A block of data:
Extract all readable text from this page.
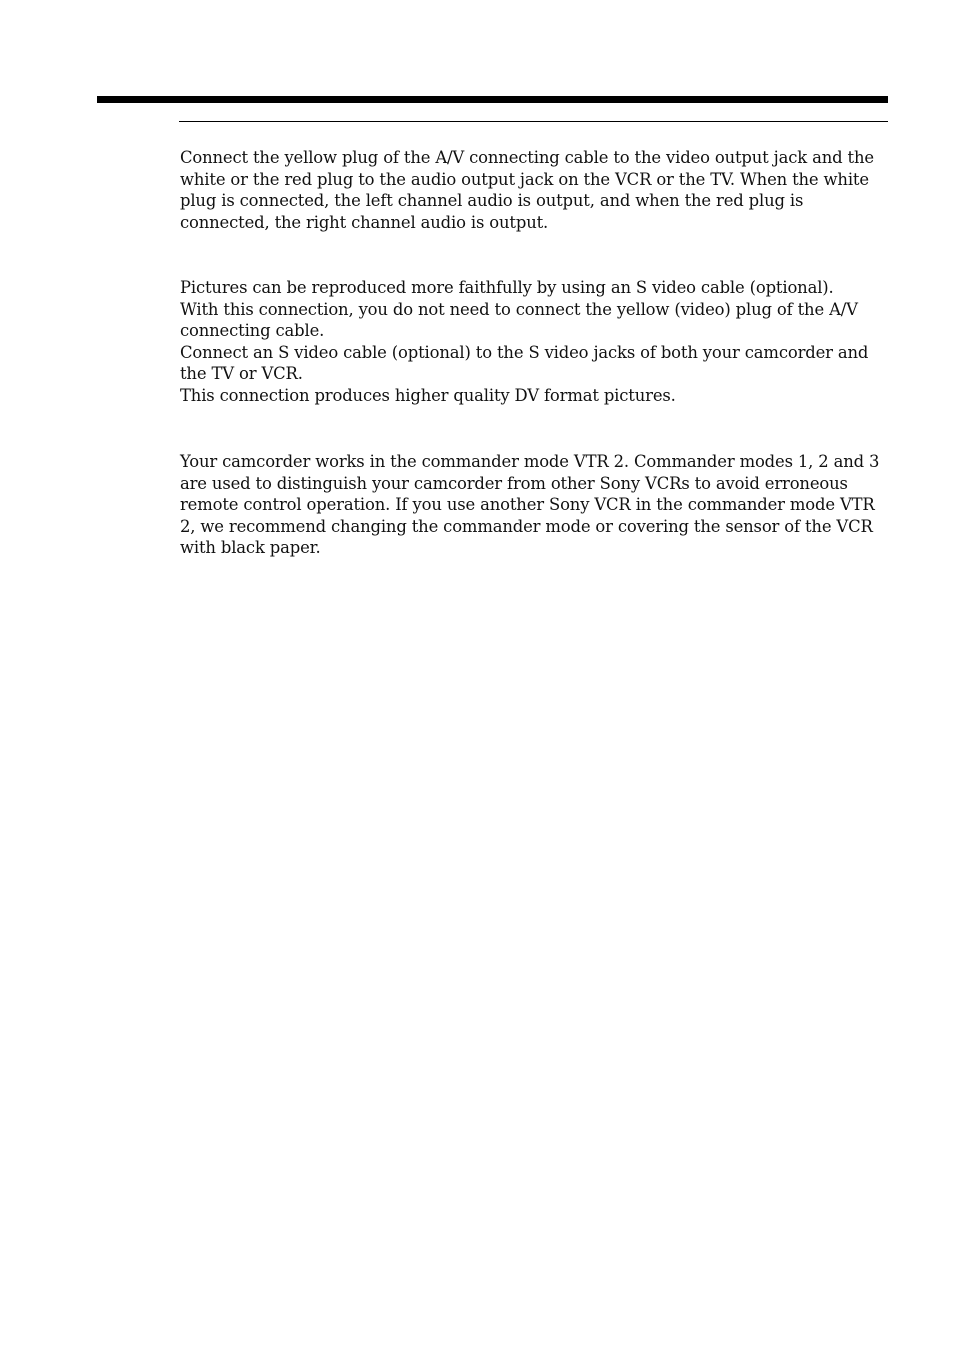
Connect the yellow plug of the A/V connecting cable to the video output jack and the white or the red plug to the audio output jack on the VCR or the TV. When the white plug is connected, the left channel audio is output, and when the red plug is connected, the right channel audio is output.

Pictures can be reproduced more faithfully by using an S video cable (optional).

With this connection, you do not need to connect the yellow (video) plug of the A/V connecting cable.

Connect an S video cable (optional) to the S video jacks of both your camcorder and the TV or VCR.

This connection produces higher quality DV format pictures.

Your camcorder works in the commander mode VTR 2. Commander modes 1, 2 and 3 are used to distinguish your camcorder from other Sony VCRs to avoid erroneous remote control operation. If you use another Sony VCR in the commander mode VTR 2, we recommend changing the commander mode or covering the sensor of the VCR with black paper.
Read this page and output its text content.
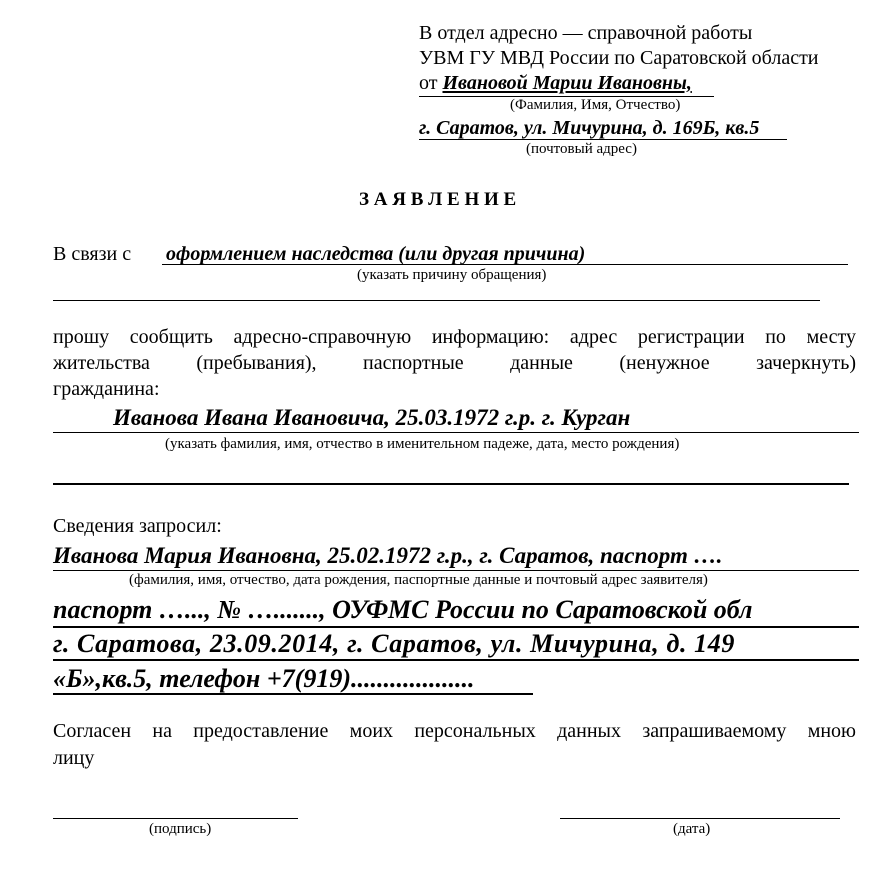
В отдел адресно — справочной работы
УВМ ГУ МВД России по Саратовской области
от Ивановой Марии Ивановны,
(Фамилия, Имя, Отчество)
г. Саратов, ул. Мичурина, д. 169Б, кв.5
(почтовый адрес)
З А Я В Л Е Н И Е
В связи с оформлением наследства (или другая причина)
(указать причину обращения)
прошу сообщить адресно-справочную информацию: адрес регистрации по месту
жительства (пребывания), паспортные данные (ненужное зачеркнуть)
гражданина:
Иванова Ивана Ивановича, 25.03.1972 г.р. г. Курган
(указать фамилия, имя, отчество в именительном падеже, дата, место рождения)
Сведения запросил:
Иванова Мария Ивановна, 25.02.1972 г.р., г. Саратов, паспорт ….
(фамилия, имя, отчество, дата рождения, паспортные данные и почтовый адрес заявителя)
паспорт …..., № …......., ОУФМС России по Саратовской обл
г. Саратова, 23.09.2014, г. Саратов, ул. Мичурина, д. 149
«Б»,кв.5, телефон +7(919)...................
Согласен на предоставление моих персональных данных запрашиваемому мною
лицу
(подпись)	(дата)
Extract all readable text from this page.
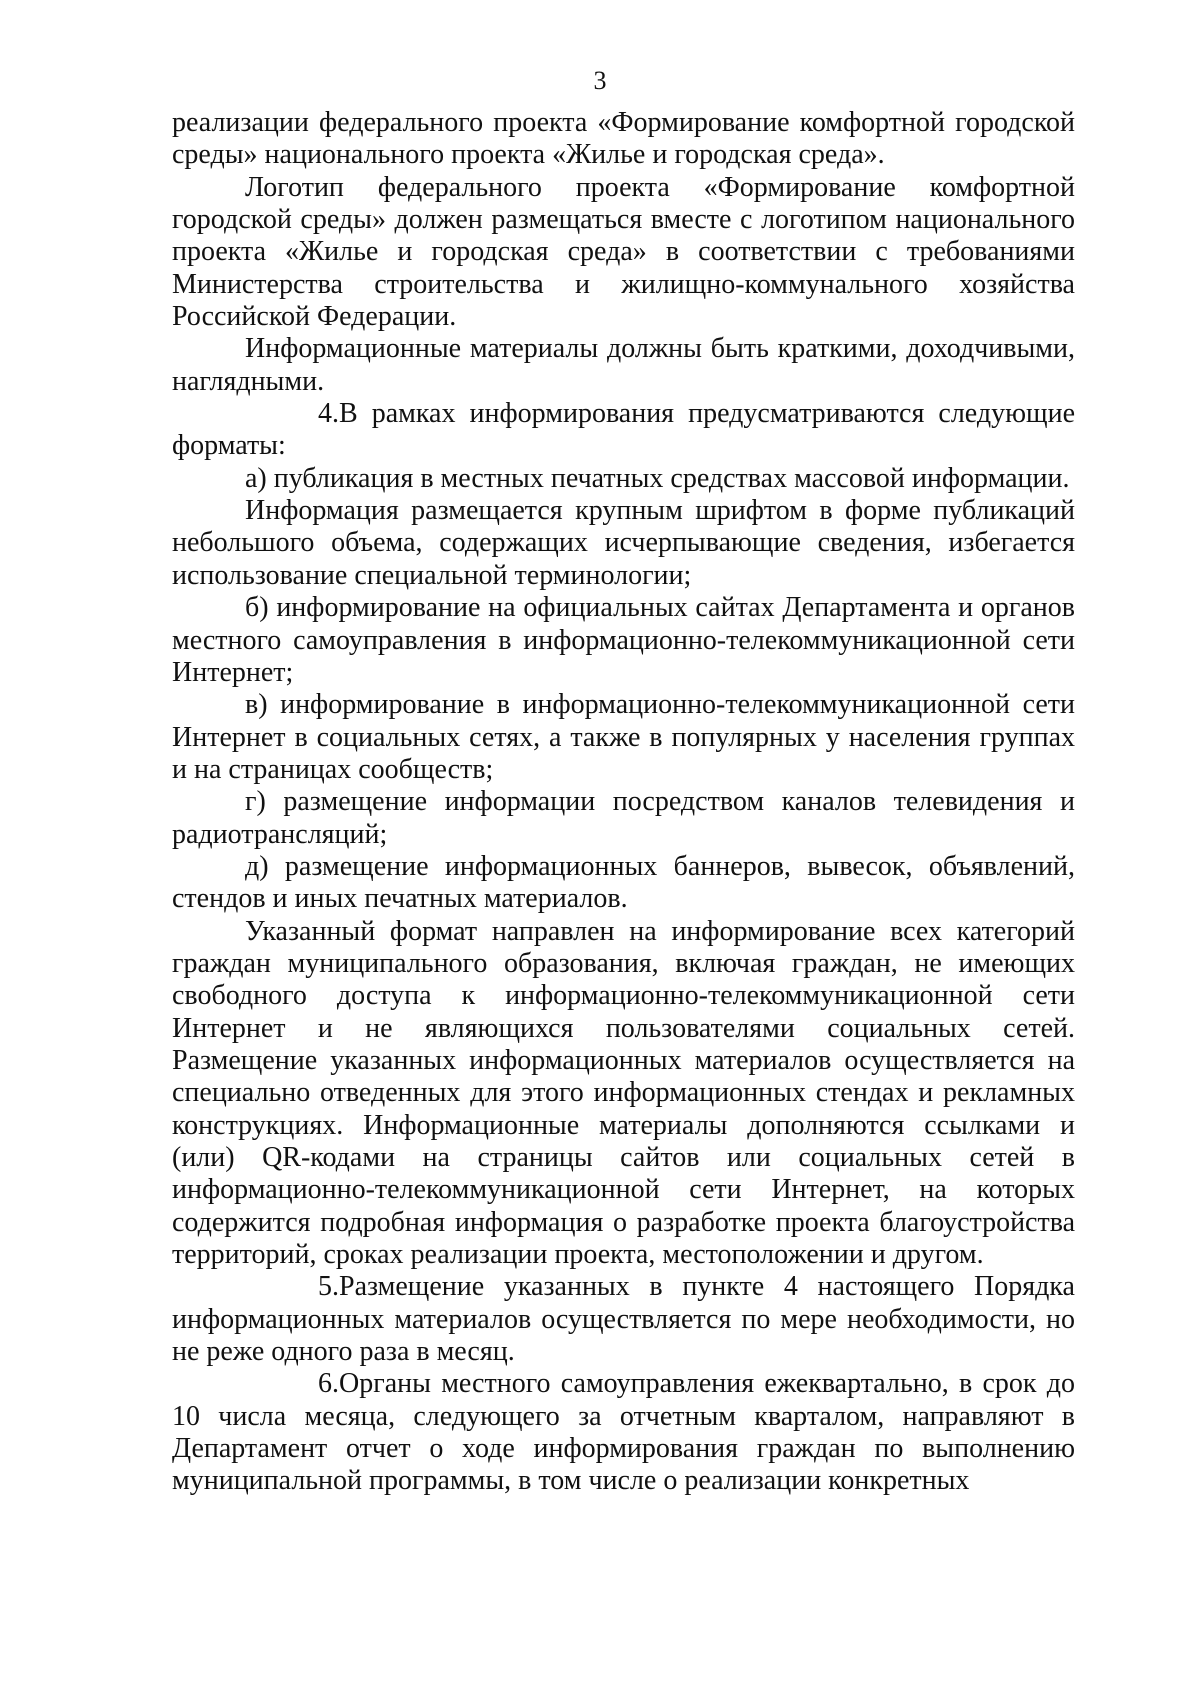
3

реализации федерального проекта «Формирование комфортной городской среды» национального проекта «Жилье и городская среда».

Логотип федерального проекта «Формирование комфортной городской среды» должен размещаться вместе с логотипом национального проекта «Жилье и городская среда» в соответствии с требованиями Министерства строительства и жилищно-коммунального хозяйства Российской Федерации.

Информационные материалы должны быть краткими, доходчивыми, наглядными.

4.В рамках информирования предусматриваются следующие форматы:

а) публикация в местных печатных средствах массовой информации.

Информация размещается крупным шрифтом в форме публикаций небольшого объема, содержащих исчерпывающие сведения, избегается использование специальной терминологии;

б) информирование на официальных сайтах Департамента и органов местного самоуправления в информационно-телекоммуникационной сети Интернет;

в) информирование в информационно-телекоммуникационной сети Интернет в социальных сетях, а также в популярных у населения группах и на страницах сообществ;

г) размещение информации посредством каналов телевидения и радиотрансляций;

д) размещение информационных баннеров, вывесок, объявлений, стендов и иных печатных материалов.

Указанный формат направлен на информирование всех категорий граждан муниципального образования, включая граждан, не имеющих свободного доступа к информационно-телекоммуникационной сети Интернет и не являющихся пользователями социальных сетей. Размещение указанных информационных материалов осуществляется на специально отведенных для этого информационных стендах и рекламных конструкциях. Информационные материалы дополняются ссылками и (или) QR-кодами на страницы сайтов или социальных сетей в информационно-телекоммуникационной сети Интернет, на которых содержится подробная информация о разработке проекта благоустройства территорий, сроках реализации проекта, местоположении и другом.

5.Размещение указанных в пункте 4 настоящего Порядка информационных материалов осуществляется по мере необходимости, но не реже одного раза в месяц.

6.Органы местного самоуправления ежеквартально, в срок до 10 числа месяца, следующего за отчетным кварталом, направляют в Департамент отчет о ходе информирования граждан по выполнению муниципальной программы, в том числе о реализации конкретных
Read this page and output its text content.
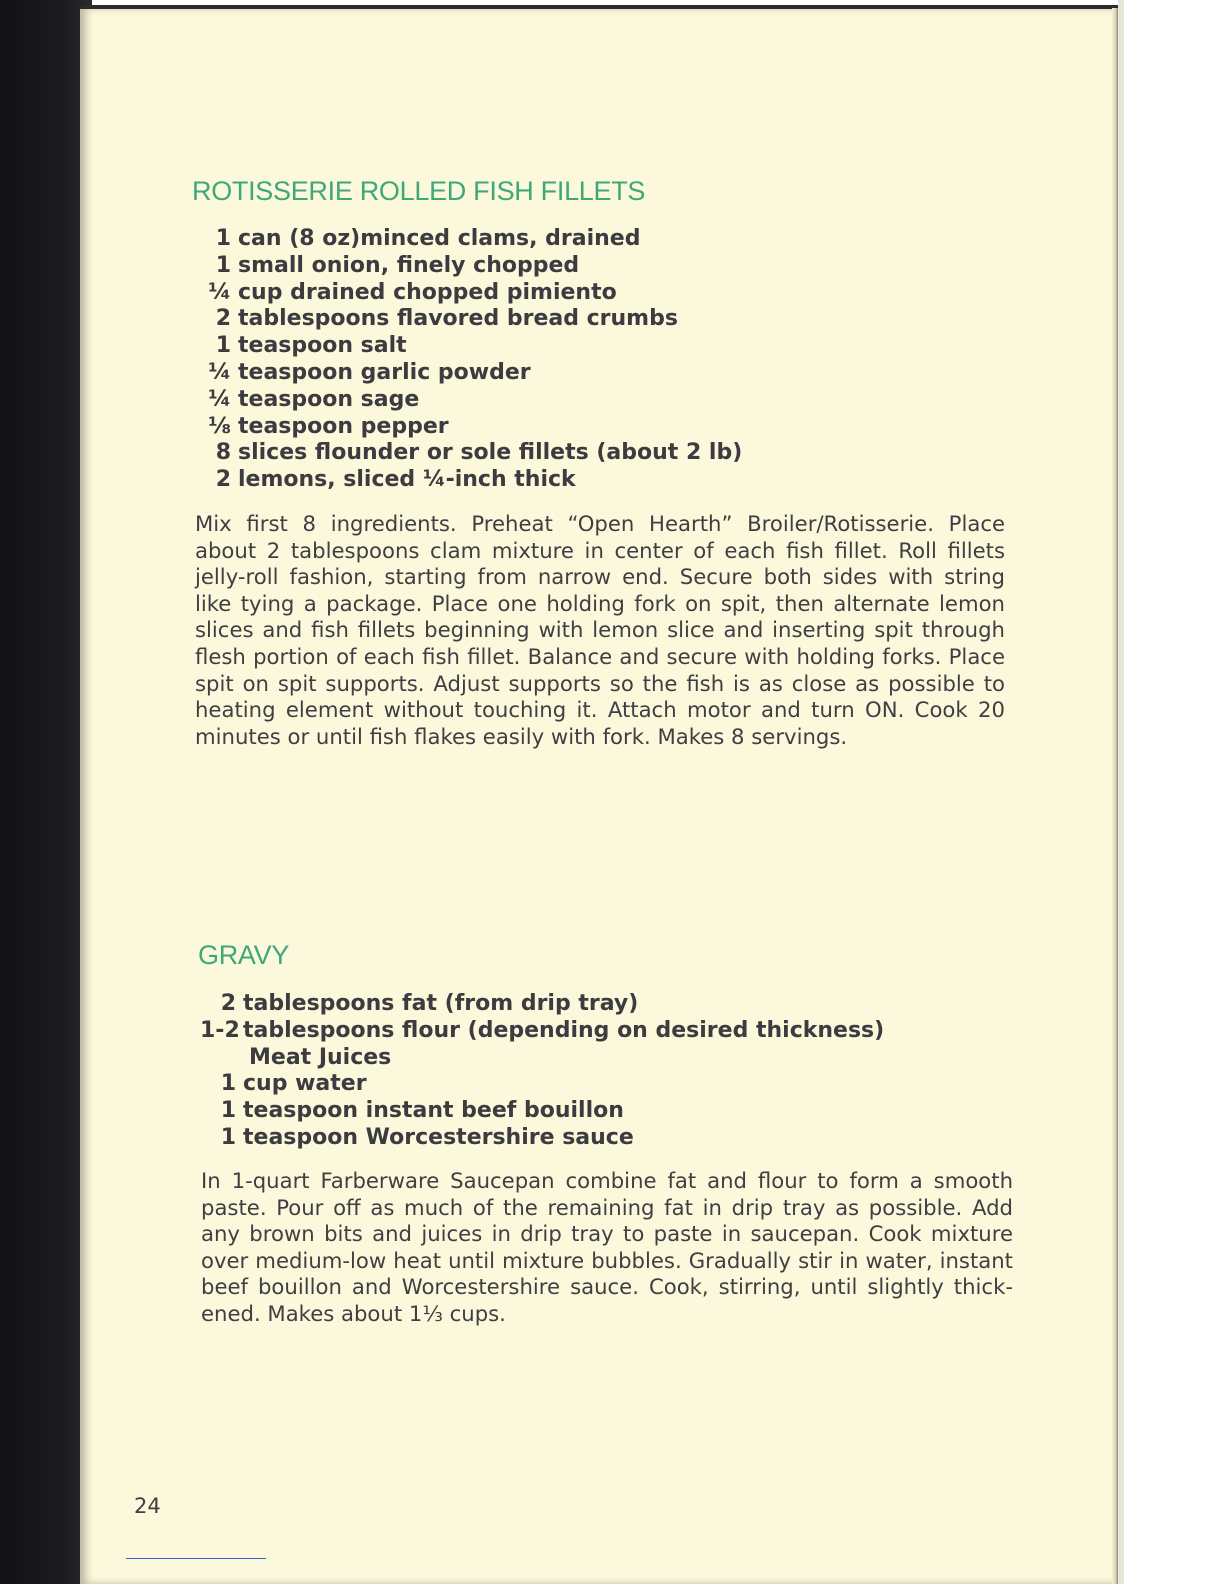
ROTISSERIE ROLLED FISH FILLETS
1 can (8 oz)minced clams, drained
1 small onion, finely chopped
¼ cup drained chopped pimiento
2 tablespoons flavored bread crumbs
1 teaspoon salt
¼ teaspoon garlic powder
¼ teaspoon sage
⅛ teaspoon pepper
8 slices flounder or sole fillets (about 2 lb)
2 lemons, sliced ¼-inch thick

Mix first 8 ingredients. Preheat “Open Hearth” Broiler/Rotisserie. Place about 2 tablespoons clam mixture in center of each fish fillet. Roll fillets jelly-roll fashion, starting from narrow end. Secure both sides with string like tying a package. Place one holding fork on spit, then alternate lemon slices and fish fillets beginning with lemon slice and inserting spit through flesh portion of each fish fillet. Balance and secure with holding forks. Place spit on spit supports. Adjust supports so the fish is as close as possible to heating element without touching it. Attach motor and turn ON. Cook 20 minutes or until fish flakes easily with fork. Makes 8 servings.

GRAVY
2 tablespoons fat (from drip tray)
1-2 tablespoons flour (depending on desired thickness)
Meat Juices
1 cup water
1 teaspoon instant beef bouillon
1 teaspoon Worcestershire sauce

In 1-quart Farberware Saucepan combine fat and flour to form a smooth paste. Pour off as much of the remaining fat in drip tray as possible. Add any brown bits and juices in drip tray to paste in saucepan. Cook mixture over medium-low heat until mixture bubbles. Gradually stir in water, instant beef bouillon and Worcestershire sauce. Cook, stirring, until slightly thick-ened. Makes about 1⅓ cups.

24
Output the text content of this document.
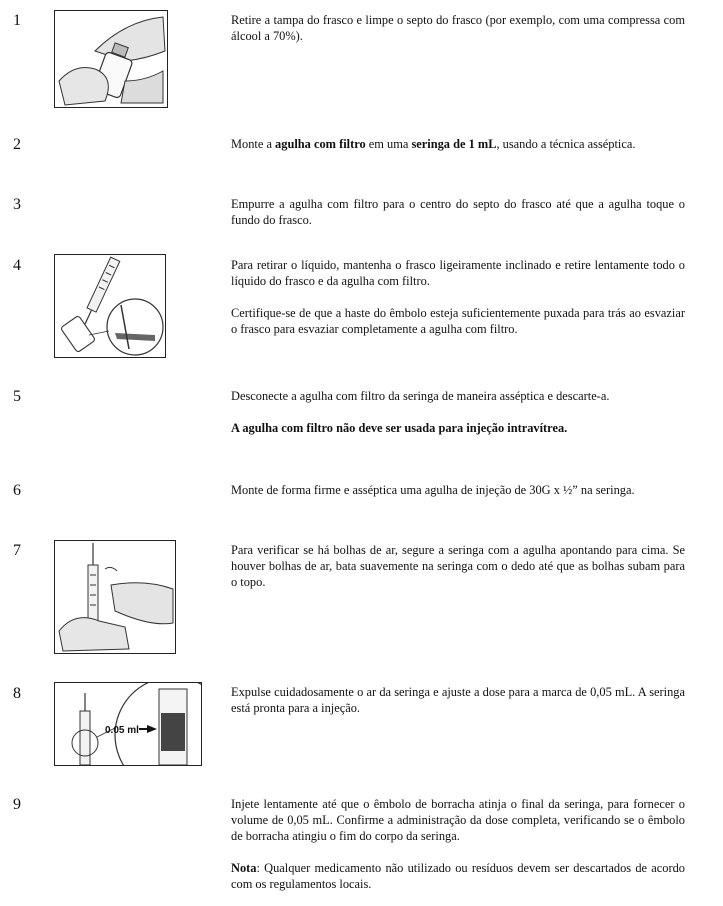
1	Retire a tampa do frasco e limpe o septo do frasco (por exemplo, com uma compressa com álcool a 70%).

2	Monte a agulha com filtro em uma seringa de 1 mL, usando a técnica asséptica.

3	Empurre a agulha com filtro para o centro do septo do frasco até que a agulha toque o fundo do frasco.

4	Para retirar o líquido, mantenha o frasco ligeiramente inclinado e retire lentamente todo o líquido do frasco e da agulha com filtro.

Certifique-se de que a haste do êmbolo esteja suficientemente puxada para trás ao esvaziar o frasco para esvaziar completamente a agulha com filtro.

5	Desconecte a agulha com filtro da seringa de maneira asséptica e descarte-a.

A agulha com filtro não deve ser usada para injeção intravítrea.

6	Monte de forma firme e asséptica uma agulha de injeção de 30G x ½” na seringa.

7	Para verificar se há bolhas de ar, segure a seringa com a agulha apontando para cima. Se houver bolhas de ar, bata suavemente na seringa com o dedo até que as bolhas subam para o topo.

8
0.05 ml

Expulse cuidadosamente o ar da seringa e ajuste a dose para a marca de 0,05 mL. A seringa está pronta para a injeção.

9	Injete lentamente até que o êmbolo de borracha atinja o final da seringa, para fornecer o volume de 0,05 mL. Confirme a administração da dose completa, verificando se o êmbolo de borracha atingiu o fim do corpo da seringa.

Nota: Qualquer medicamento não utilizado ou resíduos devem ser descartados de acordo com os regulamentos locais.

SHORT EXERCISE
Using the records above, find and show each line with the string "seringa".

RESULT OF THIS TASK
2	Monte a agulha com filtro em uma seringa de 1 mL, usando a técnica asséptica.
5	Desconecte a agulha com filtro da seringa de maneira asséptica e descarte-a.
6	Monte de forma firme e asséptica uma agulha de injeção de 30G x ½” na seringa.
7	Para verificar se há bolhas de ar, segure a seringa com a agulha apontando para cima. Se houver bolhas de ar, bata suavemente na seringa com o dedo até que as bolhas subam para o topo.
Expulse cuidadosamente o ar da seringa e ajuste a dose para a marca de 0,05 mL. A seringa está pronta para a injeção.
9	Injete lentamente até que o êmbolo de borracha atinja o final da seringa, para fornecer o volume de 0,05 mL. Confirme a administração da dose completa, verificando se o êmbolo de borracha atingiu o fim do corpo da seringa.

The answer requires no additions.